» **TASKS**
1. Who wrote "The Love List," according to the review of the North Coast Rep production?
2. Resume the review of the North Coast Rep production of "The Love List," starting after its final sentence.

|August 11, 2009|
|North Coast Rep's 'Love List' a winning, laugh-loaded hit|
|Beti Trauth........Beacon Correspondent||Edward Olson, Kimberly Haile and Victor Howard|
NCRT has done it again! They've come up with a witty, winning, laugh-loaded hit, “The Love List.” This outrageous, cheerfully bawdy romantic comedy has a wildly innovative unpredictable plot deftly performed by a terrific trio of Humboldt County's most engaging actors: Edward Olson, Victor Howard and Kimberly Haile. Canadian playwright Norm Foster has gleefully created a surprising script that has as many unexpected twists and turns as a scenic California coastal highway.
Although his characters and initial plot situations initially appear to be perfectly “normal,” a quirky undercurrent of unexplained fantasy soon becomes apparent as the increasingly hilarious happenings progress. Imagine, if you will, what would happen if Alfred Hitchcock (the master of dark comedy) had written a “Twilight Zone” inspired, late night cable sitcom spiced up with some very adult behavior and language -- all played for laughs. That's Foster's “Love List.” That list is one that two longtime, very different friends collaborate on to create their combined personal requirements for “their perfect woman.”

» **LISTED RECORDS**
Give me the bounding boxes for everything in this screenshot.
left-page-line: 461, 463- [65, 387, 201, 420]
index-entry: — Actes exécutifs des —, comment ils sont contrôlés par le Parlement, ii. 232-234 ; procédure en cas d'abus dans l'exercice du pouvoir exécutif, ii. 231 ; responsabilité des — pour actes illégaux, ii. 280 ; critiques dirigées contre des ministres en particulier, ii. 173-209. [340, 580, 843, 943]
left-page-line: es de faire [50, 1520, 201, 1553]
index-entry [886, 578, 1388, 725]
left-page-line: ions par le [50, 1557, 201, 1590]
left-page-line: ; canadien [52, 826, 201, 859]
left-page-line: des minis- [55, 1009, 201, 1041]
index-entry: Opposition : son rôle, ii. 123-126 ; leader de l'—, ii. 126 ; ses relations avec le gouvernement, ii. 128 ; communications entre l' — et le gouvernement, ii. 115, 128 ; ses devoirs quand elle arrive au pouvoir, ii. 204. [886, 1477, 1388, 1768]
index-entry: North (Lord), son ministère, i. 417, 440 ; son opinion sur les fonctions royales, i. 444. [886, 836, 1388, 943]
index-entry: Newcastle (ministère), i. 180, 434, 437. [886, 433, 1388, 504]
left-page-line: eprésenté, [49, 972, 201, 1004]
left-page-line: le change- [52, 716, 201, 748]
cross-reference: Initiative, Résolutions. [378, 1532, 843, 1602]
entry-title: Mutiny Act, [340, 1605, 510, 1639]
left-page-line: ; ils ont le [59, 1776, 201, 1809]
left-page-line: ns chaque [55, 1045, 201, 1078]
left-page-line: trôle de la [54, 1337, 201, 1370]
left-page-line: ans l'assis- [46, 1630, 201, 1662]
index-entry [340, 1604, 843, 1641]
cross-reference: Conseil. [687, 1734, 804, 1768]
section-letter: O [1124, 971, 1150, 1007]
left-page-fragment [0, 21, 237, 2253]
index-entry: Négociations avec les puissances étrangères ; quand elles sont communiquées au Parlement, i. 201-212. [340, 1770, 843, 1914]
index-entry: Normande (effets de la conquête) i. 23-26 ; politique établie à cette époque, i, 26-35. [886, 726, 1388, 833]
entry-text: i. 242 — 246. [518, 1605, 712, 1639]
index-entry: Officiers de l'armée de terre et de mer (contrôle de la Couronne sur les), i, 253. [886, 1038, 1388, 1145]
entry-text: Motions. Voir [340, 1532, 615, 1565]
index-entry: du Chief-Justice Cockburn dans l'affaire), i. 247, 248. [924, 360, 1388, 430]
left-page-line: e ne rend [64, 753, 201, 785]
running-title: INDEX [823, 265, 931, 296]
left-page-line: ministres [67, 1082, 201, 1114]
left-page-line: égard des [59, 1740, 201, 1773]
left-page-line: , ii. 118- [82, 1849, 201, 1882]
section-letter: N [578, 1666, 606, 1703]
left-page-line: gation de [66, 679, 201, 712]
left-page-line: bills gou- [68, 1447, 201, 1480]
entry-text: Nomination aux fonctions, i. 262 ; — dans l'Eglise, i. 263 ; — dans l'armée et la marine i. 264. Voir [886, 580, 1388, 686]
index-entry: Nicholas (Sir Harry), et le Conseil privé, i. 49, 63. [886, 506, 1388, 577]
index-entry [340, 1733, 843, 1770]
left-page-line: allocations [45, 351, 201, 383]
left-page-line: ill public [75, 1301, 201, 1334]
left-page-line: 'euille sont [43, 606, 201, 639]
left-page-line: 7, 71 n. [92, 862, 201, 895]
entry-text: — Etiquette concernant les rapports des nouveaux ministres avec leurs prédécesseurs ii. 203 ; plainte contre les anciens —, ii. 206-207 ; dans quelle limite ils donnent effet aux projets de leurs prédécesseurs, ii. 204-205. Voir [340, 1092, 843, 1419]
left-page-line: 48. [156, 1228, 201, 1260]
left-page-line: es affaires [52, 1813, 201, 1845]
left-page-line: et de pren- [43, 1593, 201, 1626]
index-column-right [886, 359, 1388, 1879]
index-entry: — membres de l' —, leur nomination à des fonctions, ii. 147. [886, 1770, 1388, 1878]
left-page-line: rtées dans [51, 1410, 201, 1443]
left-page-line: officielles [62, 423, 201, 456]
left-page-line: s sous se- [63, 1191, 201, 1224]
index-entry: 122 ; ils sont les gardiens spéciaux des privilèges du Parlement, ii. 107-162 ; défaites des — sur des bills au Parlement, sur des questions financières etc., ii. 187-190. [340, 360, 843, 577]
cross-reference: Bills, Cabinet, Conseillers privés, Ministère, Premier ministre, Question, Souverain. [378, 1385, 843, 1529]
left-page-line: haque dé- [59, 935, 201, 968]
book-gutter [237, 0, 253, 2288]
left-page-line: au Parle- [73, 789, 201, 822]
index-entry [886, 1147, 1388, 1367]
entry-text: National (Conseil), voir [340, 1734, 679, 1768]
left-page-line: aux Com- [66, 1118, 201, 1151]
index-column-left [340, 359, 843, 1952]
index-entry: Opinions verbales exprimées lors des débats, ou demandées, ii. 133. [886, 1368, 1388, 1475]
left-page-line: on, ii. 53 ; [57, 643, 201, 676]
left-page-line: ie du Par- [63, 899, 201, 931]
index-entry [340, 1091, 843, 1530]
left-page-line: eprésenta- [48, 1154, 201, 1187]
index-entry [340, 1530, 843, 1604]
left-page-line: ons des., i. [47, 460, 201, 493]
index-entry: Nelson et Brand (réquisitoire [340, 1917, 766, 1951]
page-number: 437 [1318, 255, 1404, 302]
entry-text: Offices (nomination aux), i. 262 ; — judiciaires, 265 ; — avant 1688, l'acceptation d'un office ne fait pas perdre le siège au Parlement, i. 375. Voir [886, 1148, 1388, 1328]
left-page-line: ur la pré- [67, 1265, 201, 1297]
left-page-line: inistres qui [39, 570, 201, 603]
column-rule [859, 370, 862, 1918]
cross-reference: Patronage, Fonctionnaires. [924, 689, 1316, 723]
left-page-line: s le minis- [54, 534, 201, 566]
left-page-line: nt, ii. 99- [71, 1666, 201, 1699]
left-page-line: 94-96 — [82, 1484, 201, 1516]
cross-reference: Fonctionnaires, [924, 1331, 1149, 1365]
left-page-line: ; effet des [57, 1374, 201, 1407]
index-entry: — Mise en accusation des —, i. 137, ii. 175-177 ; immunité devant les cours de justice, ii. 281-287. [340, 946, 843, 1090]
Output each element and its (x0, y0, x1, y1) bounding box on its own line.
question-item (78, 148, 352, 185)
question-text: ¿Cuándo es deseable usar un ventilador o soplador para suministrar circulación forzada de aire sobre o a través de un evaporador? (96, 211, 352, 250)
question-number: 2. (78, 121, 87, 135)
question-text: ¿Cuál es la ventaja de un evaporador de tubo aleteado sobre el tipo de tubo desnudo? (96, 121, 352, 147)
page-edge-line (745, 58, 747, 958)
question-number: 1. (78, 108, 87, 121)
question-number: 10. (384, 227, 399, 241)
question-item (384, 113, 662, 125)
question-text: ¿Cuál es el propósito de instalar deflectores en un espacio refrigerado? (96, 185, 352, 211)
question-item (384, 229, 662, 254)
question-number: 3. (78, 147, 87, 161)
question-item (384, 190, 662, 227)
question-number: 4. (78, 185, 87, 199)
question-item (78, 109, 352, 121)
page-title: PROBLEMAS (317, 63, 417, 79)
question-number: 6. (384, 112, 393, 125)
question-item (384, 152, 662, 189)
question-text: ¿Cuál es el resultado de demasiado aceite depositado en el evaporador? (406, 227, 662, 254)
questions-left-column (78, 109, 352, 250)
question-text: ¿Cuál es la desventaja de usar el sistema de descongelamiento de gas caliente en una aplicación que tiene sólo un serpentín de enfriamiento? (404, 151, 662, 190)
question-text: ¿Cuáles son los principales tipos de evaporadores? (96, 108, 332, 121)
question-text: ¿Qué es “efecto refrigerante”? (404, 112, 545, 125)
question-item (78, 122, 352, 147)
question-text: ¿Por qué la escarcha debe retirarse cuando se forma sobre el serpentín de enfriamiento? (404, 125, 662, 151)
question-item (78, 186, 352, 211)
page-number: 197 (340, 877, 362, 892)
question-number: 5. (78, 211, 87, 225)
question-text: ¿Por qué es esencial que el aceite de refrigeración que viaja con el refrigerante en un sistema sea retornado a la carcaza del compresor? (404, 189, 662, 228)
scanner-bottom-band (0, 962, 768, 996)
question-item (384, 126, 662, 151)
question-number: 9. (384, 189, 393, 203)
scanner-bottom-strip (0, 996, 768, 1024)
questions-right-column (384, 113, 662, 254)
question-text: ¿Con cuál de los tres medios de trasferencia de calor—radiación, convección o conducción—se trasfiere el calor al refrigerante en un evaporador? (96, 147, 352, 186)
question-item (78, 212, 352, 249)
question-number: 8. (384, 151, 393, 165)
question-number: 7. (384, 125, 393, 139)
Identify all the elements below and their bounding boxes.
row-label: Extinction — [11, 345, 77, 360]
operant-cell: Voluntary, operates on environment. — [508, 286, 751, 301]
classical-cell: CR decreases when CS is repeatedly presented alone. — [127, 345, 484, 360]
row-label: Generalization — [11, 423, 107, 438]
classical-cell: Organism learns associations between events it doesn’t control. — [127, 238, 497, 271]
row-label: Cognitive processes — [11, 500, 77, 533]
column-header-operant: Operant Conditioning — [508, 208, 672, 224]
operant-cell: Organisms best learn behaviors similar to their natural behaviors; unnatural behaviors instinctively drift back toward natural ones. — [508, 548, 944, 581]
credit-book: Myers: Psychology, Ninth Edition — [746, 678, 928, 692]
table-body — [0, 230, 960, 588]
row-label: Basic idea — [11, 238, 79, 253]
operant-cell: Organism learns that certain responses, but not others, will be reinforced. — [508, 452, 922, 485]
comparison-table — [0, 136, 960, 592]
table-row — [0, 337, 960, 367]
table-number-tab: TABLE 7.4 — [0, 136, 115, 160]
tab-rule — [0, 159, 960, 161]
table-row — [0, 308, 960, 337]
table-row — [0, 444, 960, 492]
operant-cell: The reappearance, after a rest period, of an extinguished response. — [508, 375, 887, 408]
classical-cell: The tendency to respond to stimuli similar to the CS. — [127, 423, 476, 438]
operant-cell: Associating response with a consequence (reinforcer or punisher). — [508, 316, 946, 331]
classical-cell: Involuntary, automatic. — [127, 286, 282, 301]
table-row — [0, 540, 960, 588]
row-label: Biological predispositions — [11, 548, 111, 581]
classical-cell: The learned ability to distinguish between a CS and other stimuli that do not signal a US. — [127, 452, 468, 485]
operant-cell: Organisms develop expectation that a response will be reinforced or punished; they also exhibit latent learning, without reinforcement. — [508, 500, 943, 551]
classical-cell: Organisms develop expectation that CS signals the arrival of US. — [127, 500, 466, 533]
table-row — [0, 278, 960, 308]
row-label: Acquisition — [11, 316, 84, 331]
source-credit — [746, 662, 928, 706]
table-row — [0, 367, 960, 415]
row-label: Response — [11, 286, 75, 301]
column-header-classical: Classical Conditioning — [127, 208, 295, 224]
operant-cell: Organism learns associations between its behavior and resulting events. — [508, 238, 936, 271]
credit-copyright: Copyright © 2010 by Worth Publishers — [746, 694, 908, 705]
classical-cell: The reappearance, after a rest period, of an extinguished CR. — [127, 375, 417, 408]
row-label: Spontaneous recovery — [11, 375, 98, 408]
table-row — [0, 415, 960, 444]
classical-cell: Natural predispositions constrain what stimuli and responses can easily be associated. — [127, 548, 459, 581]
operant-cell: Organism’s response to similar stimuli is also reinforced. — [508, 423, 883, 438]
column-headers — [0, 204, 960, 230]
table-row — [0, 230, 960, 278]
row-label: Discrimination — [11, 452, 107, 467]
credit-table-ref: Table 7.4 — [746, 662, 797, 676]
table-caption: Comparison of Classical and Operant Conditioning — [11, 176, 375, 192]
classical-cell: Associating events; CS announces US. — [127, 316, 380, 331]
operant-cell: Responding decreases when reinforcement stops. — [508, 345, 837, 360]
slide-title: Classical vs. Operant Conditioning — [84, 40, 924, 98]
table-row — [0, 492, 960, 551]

» **FINAL RESULTS**
1. Canadian playwright Norm Foster.

2.
Bill (Olson) is an admittedly “boring” and slightly overweight (but pleasant looking) divorced guy whose profession is working with numbers. His salty, dry-witted pal, Leon (Howard), is a still married but sexually wandering and self-centered cynical novelist whose books are no more successful than his relationships. So, who is he to be giving his unattached, lonely friend a birthday present purchased for him from a “Strange Gypsy Woman”? The present turns out to be the gypsy's guarantee of finding the “ideal woman” for a man who makes a list of the ten most essential (quite often chauvinistic physical and behavioral attributes) that she absolutely must have, rated in their importance from one to ten.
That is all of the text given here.